» **Written exercise**:
Transcribe all of the data exactly. Omit the pictures.

Dataset records

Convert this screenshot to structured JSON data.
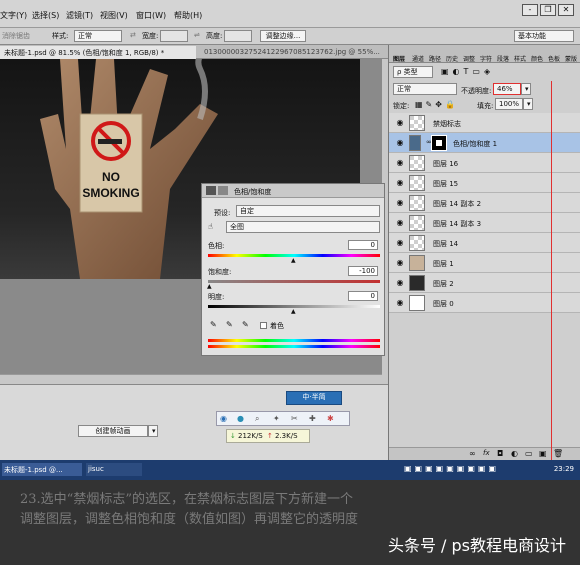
{
  "menubar": {
    "items": [
      "文字(Y)",
      "选择(S)",
      "滤镜(T)",
      "视图(V)",
      "窗口(W)",
      "帮助(H)"
    ],
    "win_min": "-",
    "win_restore": "❐",
    "win_close": "✕"
  },
  "options": {
    "clear_aliasing": "消除锯齿",
    "style_label": "样式:",
    "style_value": "正常",
    "width_label": "宽度:",
    "height_label": "高度:",
    "refine_edge": "调整边缘...",
    "workspace": "基本功能"
  },
  "doc_tabs": {
    "active": "未标题-1.psd @ 81.5% (色相/饱和度 1, RGB/8) *",
    "other": "01300000327524122967085123762.jpg @ 55%..."
  },
  "photo": {
    "sign_text_line1": "NO",
    "sign_text_line2": "SMOKING"
  },
  "adjustments": {
    "header_title": "色相/饱和度",
    "preset_label": "预设:",
    "preset_value": "自定",
    "channel_value": "全图",
    "hue_label": "色相:",
    "hue_value": "0",
    "saturation_label": "饱和度:",
    "saturation_value": "-100",
    "lightness_label": "明度:",
    "lightness_value": "0",
    "colorize_label": "着色"
  },
  "bottom": {
    "create_animation": "创建帧动画",
    "ime_label": "中·半简"
  },
  "network": {
    "down": "212K/S",
    "up": "2.3K/S"
  },
  "layers": {
    "tabs": [
      "图层",
      "通道",
      "路径",
      "历史",
      "调整",
      "字符",
      "段落",
      "样式",
      "颜色",
      "色板",
      "蒙版"
    ],
    "filter_label": "ρ 类型",
    "blend_mode": "正常",
    "opacity_label": "不透明度:",
    "opacity_value": "46%",
    "lock_label": "锁定:",
    "fill_label": "填充:",
    "fill_value": "100%",
    "items": [
      {
        "name": "禁烟标志"
      },
      {
        "name": "色相/饱和度 1"
      },
      {
        "name": "图层 16"
      },
      {
        "name": "图层 15"
      },
      {
        "name": "图层 14 副本 2"
      },
      {
        "name": "图层 14 副本 3"
      },
      {
        "name": "图层 14"
      },
      {
        "name": "图层 1"
      },
      {
        "name": "图层 2"
      },
      {
        "name": "图层 0"
      }
    ],
    "footer_icons": [
      "link-icon",
      "fx-icon",
      "mask-icon",
      "adjustment-icon",
      "folder-icon",
      "new-layer-icon",
      "trash-icon"
    ]
  },
  "taskbar": {
    "item1": "未标题-1.psd @...",
    "item2": "jisuc",
    "time": "23:29"
  },
  "caption": {
    "line1": "23.选中“禁烟标志”的选区，在禁烟标志图层下方新建一个",
    "line2": "调整图层，调整色相饱和度（数值如图）再调整它的透明度",
    "watermark": "头条号 / ps教程电商设计"
  },
  "colors": {
    "accent_red": "#e03030",
    "selection_blue": "#a8c3e6"
  }
}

» **Output for this task**:
Convert this screenshot to structured JSON data.
{
  "menubar": {
    "items": [
      "文字(Y)",
      "选择(S)",
      "滤镜(T)",
      "视图(V)",
      "窗口(W)",
      "帮助(H)"
    ],
    "win_min": "-",
    "win_restore": "❐",
    "win_close": "✕"
  },
  "options": {
    "clear_aliasing": "消除锯齿",
    "style_label": "样式:",
    "style_value": "正常",
    "width_label": "宽度:",
    "height_label": "高度:",
    "refine_edge": "调整边缘...",
    "workspace": "基本功能"
  },
  "doc_tabs": {
    "active": "未标题-1.psd @ 81.5% (色相/饱和度 1, RGB/8) *",
    "other": "01300000327524122967085123762.jpg @ 55%..."
  },
  "photo": {
    "sign_text_line1": "NO",
    "sign_text_line2": "SMOKING"
  },
  "adjustments": {
    "header_title": "色相/饱和度",
    "preset_label": "预设:",
    "preset_value": "自定",
    "channel_value": "全图",
    "hue_label": "色相:",
    "hue_value": "0",
    "saturation_label": "饱和度:",
    "saturation_value": "-100",
    "lightness_label": "明度:",
    "lightness_value": "0",
    "colorize_label": "着色"
  },
  "bottom": {
    "create_animation": "创建帧动画",
    "ime_label": "中·半简"
  },
  "network": {
    "down": "212K/S",
    "up": "2.3K/S"
  },
  "layers": {
    "tabs": [
      "图层",
      "通道",
      "路径",
      "历史",
      "调整",
      "字符",
      "段落",
      "样式",
      "颜色",
      "色板",
      "蒙版"
    ],
    "filter_label": "ρ 类型",
    "blend_mode": "正常",
    "opacity_label": "不透明度:",
    "opacity_value": "46%",
    "lock_label": "锁定:",
    "fill_label": "填充:",
    "fill_value": "100%",
    "items": [
      {
        "name": "禁烟标志"
      },
      {
        "name": "色相/饱和度 1"
      },
      {
        "name": "图层 16"
      },
      {
        "name": "图层 15"
      },
      {
        "name": "图层 14 副本 2"
      },
      {
        "name": "图层 14 副本 3"
      },
      {
        "name": "图层 14"
      },
      {
        "name": "图层 1"
      },
      {
        "name": "图层 2"
      },
      {
        "name": "图层 0"
      }
    ],
    "footer_icons": [
      "link-icon",
      "fx-icon",
      "mask-icon",
      "adjustment-icon",
      "folder-icon",
      "new-layer-icon",
      "trash-icon"
    ]
  },
  "taskbar": {
    "item1": "未标题-1.psd @...",
    "item2": "jisuc",
    "time": "23:29"
  },
  "caption": {
    "line1": "23.选中“禁烟标志”的选区，在禁烟标志图层下方新建一个",
    "line2": "调整图层，调整色相饱和度（数值如图）再调整它的透明度",
    "watermark": "头条号 / ps教程电商设计"
  },
  "colors": {
    "accent_red": "#e03030",
    "selection_blue": "#a8c3e6"
  }
}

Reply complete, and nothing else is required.